--- START OF The input ---
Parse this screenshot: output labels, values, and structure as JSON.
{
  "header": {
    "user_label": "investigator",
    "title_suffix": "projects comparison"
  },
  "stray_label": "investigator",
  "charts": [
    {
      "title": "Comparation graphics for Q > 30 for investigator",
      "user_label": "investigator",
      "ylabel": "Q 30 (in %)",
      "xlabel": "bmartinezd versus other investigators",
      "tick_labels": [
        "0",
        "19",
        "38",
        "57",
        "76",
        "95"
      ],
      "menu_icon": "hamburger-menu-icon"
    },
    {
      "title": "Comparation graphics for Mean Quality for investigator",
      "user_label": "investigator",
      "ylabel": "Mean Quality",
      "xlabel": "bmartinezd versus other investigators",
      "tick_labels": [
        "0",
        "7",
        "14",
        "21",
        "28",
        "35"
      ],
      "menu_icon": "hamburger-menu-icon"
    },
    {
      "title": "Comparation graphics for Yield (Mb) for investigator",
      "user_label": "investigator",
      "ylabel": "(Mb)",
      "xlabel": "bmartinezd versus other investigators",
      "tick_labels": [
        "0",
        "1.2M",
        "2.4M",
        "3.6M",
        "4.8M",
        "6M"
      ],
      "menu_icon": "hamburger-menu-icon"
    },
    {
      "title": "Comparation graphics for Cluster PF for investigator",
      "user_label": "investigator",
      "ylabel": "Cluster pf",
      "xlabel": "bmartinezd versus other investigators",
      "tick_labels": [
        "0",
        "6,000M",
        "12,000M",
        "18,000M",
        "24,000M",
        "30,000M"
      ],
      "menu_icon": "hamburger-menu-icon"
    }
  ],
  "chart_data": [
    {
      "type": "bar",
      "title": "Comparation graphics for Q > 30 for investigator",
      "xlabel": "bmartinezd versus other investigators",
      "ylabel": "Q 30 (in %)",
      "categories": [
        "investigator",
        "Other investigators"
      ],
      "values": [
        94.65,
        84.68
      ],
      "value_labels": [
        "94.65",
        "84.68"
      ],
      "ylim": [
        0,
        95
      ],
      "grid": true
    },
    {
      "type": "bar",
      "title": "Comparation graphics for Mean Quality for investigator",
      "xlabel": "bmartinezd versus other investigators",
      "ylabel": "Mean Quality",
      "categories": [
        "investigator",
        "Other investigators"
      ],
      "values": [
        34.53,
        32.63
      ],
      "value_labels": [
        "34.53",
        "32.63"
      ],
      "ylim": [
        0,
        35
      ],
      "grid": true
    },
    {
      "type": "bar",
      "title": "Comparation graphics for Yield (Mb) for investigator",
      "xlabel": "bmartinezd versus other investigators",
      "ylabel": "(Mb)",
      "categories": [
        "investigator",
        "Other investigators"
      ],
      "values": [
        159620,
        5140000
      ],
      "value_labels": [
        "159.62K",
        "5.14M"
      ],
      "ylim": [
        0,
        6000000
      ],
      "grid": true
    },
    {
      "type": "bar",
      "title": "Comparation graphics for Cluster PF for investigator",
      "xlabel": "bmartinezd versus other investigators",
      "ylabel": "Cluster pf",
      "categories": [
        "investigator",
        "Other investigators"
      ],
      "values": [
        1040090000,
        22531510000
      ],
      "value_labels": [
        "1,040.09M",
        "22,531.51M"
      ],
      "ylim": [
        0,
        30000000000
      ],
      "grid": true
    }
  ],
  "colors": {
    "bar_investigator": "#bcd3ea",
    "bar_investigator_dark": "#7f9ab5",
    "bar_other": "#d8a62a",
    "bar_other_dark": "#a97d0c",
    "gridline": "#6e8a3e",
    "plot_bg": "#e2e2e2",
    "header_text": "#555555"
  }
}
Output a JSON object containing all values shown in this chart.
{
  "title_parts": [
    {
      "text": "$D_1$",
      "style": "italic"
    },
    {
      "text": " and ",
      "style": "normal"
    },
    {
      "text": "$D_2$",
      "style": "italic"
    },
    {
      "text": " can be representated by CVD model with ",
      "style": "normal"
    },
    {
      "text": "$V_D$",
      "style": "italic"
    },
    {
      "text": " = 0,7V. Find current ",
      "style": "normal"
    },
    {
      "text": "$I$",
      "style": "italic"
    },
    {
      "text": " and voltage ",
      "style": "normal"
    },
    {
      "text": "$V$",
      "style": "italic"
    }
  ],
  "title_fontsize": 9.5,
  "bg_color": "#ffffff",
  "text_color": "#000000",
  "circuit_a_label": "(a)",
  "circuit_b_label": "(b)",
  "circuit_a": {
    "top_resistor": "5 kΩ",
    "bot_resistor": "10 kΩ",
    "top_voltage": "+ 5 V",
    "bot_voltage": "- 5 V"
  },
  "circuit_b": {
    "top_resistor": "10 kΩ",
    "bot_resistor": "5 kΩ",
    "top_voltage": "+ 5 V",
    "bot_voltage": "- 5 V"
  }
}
--- END OF The input ---
## Work to complete
Go through the preceding material and copy each line that has the word "this".

## Result
Parse this screenshot: output labels, values, and structure as JSON.
Output a JSON object containing all values shown in this chart.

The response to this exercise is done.